** Recorded data **

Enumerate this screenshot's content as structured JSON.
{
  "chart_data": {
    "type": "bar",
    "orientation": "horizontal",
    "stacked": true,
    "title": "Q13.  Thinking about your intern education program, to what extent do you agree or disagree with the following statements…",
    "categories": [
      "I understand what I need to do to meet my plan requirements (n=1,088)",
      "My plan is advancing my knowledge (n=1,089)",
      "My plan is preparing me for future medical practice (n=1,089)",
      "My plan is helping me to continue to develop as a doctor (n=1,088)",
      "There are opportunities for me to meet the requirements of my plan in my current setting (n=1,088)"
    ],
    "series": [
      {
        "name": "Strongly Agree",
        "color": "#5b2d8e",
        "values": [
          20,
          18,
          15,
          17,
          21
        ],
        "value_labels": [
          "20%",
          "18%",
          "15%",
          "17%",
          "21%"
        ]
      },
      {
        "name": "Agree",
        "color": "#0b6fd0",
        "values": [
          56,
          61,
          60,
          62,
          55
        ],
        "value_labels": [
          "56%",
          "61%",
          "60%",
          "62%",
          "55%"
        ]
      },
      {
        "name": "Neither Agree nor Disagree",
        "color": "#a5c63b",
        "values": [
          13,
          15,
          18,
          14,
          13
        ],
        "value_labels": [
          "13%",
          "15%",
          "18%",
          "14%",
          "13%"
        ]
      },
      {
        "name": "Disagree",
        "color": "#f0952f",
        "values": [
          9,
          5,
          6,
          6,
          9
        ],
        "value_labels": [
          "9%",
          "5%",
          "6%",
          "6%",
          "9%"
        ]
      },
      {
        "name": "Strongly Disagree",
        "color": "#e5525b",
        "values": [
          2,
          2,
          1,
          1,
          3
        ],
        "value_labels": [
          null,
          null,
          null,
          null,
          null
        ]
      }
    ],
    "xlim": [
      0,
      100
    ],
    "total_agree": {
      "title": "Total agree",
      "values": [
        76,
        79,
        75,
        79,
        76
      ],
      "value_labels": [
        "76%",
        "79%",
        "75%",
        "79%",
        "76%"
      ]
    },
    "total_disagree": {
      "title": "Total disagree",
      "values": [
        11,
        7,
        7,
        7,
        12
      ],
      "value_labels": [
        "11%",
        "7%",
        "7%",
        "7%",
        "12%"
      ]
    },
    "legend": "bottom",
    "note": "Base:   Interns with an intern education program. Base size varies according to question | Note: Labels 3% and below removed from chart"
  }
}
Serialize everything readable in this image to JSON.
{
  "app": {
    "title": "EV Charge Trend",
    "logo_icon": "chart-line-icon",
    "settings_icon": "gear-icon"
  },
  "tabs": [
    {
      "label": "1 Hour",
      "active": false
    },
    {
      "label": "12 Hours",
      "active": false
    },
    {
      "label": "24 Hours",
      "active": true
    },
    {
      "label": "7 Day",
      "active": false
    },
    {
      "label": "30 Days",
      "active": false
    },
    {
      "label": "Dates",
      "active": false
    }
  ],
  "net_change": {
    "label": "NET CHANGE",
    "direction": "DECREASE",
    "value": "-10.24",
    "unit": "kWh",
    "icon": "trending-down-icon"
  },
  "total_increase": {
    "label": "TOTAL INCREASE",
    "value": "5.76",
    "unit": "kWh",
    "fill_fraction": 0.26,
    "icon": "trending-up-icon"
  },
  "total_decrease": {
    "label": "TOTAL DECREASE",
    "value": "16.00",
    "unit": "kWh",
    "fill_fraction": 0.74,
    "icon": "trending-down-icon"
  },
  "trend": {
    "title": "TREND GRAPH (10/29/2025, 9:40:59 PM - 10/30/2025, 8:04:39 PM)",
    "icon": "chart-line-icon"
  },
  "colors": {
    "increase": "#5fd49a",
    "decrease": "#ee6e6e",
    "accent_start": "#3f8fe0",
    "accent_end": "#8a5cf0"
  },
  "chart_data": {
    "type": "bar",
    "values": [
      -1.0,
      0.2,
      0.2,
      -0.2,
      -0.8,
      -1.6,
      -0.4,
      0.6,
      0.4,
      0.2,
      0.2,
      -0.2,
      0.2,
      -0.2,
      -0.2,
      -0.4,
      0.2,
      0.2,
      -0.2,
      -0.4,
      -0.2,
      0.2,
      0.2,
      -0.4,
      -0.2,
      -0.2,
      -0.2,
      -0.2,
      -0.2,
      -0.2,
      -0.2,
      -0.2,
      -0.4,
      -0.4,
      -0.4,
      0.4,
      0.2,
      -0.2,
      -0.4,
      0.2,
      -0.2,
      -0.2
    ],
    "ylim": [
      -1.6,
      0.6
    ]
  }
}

** What needs to be done **
Pick out every line of the listing containing the word "requirements", and show those lines.

** Output **
      "I understand what I need to do to meet my plan requirements (n=1,088)",
      "There are opportunities for me to meet the requirements of my plan in my current setting (n=1,088)"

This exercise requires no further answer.